**Requirements:** Search the data below for "Inventory"; list each line that holds it.

──────── Data lines

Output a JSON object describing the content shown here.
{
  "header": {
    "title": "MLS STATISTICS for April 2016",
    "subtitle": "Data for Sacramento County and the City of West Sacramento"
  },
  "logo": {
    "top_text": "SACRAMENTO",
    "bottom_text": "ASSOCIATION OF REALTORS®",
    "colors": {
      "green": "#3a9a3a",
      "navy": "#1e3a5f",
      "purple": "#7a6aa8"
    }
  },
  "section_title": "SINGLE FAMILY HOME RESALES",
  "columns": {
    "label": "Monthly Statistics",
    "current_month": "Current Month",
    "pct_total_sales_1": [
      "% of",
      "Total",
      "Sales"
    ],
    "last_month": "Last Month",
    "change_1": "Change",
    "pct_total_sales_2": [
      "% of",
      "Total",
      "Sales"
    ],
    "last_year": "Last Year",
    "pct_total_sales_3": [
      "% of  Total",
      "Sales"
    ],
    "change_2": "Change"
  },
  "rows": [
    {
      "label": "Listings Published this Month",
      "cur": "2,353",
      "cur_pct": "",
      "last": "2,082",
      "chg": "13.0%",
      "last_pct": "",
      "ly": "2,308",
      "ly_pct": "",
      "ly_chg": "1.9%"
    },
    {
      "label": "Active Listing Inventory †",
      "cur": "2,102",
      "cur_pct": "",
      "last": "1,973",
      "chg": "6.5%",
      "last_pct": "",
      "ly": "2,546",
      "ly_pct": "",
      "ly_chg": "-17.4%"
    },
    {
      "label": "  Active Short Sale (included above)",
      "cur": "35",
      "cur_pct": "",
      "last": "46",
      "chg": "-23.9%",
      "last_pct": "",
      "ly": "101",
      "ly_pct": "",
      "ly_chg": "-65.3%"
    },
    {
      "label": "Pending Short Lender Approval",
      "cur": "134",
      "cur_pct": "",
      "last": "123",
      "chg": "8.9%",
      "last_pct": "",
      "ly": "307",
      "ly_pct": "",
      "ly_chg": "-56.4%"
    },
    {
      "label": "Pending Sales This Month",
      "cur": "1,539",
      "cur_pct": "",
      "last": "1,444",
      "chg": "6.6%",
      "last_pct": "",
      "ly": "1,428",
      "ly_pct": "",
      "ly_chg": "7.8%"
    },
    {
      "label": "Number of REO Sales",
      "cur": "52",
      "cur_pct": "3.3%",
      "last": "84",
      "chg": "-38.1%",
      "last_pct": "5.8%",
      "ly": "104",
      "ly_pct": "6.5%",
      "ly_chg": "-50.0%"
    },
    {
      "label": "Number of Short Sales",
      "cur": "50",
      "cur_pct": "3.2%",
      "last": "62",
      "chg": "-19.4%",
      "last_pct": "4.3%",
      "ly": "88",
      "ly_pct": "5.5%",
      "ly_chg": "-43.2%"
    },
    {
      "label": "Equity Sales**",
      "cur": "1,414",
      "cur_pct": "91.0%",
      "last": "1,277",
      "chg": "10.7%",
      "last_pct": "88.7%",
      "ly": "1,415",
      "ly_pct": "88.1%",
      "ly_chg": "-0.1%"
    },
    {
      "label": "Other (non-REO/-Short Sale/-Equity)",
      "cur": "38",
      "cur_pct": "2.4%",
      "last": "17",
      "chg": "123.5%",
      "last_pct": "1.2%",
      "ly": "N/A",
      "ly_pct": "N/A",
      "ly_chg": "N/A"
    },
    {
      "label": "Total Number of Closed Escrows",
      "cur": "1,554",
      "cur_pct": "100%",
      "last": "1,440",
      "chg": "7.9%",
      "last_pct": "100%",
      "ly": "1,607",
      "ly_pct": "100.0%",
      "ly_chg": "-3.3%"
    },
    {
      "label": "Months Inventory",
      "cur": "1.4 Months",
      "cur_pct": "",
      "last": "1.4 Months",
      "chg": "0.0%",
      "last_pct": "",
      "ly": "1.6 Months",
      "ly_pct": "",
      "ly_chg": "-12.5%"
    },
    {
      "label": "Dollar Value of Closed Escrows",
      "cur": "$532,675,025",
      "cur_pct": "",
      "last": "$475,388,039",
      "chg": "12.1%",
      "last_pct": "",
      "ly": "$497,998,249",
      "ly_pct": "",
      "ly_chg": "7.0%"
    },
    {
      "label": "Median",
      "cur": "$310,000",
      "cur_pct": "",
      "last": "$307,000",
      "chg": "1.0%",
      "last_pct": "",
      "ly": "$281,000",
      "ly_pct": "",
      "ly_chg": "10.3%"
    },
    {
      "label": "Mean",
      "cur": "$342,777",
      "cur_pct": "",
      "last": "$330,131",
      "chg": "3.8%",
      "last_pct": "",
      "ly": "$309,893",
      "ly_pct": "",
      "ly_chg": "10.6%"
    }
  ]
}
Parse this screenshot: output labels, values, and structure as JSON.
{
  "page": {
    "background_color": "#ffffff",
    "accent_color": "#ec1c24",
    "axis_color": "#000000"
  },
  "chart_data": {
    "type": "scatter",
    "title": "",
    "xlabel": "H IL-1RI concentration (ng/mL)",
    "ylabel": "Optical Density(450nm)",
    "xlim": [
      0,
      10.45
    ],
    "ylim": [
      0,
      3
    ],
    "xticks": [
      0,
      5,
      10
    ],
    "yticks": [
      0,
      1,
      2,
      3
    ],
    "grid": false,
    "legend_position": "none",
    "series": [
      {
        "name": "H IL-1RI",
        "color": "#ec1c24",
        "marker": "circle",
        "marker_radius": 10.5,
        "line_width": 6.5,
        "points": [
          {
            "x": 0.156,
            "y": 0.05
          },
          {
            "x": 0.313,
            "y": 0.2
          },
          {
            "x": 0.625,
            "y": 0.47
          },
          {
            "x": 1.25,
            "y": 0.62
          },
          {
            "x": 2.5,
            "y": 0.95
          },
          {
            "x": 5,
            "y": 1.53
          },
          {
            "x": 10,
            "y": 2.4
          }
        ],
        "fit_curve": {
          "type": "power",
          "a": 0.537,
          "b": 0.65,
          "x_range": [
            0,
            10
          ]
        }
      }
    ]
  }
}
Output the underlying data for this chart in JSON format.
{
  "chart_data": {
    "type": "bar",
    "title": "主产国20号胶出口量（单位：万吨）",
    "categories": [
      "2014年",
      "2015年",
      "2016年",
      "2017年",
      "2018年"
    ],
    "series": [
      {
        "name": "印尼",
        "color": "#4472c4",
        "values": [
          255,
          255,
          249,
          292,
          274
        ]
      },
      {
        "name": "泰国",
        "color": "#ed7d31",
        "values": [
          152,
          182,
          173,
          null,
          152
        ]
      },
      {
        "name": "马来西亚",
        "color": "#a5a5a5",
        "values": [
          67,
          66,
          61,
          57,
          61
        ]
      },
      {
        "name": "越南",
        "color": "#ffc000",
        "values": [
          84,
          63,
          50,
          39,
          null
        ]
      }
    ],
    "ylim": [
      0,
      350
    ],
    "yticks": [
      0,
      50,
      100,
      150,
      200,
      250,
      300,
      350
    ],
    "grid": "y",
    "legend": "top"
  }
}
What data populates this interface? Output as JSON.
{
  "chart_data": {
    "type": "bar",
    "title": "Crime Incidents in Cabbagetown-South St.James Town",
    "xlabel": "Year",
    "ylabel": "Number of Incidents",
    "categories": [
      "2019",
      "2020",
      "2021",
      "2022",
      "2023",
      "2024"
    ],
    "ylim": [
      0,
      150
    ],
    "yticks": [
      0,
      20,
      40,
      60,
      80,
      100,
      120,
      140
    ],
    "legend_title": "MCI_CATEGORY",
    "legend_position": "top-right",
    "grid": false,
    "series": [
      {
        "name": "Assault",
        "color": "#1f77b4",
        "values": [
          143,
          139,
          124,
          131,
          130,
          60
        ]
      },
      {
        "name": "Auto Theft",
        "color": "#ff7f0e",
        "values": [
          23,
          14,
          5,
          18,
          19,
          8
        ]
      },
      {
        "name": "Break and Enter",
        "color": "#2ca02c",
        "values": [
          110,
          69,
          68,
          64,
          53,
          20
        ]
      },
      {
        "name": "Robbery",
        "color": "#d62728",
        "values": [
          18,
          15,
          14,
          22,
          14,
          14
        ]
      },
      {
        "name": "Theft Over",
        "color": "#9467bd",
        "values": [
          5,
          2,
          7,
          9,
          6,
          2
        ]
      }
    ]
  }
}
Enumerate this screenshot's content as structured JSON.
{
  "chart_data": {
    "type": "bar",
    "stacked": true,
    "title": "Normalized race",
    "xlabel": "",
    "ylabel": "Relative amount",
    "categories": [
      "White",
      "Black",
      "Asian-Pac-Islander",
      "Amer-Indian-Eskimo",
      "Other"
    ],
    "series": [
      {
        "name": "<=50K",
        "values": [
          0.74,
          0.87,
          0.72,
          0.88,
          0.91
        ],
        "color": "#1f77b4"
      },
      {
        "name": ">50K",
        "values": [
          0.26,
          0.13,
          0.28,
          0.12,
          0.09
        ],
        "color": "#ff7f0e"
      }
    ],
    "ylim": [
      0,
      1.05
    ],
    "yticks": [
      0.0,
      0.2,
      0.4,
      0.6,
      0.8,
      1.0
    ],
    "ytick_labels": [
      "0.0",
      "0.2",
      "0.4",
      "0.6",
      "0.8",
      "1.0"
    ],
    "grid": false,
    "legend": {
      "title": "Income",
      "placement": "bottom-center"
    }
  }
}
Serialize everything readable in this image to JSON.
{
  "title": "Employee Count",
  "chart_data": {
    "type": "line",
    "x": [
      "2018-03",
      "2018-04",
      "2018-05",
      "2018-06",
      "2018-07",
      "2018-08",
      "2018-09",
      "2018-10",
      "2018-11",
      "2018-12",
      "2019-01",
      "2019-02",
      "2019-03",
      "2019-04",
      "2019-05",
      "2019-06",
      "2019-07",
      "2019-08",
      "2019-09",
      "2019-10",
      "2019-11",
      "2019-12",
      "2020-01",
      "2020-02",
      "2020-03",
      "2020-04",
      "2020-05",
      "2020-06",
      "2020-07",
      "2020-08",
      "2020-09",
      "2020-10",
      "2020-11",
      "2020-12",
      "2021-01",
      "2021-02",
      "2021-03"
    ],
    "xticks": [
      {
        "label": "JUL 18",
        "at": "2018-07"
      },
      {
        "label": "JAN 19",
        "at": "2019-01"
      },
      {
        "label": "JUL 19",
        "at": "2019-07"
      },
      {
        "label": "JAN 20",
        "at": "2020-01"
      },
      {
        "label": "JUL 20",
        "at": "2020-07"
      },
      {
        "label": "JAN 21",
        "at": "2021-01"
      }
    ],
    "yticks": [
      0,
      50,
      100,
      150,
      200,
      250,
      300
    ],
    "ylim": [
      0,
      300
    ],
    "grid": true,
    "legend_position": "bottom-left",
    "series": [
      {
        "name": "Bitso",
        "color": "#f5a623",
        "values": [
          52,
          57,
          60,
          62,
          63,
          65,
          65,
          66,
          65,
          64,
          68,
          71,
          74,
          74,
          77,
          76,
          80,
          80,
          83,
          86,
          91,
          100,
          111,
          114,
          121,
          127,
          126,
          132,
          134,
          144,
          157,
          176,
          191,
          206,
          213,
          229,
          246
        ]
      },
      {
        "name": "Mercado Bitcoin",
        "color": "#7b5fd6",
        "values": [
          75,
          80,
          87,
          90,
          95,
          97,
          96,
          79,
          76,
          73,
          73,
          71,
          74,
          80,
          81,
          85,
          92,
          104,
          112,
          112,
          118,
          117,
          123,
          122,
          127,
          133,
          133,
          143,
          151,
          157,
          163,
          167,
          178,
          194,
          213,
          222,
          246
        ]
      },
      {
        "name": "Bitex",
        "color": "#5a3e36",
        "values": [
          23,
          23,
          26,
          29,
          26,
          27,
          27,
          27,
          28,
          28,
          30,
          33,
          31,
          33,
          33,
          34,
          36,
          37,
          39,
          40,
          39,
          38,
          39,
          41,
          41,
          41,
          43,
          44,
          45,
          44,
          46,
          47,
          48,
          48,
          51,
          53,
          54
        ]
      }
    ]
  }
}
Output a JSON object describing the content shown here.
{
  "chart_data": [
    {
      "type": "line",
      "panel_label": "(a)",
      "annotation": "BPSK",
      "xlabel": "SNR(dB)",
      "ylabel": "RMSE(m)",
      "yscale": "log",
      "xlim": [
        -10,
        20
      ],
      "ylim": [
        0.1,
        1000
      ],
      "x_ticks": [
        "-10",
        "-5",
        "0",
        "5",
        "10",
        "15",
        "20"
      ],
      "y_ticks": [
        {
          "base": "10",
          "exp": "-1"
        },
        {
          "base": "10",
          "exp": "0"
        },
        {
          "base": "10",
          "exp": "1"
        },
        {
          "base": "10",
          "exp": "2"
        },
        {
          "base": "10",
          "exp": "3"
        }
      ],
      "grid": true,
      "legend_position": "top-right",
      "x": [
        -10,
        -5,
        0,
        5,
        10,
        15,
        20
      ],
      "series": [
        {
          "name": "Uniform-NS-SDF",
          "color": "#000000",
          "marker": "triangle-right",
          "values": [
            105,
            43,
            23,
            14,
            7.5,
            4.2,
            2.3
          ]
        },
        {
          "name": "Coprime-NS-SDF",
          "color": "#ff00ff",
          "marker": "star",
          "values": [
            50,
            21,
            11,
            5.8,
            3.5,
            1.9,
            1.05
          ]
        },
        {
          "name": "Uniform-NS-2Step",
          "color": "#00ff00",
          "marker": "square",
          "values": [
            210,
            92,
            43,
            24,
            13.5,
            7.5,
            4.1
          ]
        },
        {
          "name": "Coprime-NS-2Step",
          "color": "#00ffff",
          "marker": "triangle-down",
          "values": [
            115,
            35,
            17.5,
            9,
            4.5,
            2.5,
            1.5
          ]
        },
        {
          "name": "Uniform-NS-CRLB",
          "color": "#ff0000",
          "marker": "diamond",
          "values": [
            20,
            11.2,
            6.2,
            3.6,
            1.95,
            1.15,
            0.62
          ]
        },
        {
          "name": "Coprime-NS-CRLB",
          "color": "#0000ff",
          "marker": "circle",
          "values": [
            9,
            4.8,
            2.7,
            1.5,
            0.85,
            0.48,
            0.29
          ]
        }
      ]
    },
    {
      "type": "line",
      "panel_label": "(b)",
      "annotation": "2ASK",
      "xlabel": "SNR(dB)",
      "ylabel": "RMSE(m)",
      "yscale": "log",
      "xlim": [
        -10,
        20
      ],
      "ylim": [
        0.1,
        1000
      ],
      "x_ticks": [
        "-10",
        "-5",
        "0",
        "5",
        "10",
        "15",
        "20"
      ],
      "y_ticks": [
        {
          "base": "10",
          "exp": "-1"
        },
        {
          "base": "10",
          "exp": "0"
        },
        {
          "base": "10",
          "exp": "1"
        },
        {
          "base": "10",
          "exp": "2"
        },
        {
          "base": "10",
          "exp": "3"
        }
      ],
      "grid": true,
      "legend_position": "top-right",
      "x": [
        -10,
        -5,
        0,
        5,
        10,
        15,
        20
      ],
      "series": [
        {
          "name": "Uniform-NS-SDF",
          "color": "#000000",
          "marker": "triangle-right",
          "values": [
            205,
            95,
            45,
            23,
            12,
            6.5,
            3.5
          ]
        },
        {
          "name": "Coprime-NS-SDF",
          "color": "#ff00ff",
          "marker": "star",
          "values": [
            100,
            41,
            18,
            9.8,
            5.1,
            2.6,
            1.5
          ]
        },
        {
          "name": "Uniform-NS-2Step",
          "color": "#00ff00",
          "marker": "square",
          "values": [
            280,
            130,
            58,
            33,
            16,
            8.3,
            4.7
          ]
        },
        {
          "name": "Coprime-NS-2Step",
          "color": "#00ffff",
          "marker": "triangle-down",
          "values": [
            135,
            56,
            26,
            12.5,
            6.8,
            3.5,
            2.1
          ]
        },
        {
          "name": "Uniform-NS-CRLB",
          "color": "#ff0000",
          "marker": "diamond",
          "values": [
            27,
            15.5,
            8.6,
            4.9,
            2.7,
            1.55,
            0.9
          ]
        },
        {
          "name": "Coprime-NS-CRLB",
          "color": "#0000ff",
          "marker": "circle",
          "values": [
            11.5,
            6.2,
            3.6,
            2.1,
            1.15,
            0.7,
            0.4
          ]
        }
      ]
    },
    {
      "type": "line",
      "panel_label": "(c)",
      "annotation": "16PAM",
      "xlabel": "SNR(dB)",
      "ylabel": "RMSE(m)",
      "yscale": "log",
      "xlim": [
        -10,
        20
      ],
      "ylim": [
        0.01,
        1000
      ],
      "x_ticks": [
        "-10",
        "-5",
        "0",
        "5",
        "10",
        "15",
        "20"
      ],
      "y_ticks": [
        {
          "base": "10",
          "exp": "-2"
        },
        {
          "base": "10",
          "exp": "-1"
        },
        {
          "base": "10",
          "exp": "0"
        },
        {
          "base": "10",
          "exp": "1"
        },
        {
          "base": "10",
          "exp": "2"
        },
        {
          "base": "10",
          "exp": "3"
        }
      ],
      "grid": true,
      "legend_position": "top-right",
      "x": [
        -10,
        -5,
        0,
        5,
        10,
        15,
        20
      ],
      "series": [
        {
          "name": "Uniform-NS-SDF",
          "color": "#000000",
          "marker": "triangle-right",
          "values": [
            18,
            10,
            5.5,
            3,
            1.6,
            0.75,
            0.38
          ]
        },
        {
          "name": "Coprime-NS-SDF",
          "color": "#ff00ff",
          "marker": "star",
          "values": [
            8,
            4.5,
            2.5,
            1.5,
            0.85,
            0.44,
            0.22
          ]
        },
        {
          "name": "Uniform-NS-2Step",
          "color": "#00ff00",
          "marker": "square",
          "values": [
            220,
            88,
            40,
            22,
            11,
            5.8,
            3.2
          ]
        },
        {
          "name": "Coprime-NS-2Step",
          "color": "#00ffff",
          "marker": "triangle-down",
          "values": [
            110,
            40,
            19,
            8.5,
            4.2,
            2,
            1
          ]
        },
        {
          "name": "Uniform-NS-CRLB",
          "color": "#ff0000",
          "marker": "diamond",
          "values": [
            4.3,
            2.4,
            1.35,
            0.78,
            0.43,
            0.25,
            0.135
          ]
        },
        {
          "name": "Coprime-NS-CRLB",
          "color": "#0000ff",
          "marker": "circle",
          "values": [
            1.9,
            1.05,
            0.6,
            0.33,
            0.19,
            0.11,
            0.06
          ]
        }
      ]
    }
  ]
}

────────────────

**Exercise solution:**
      "label": "Active Listing Inventory †",
      "label": "Months Inventory",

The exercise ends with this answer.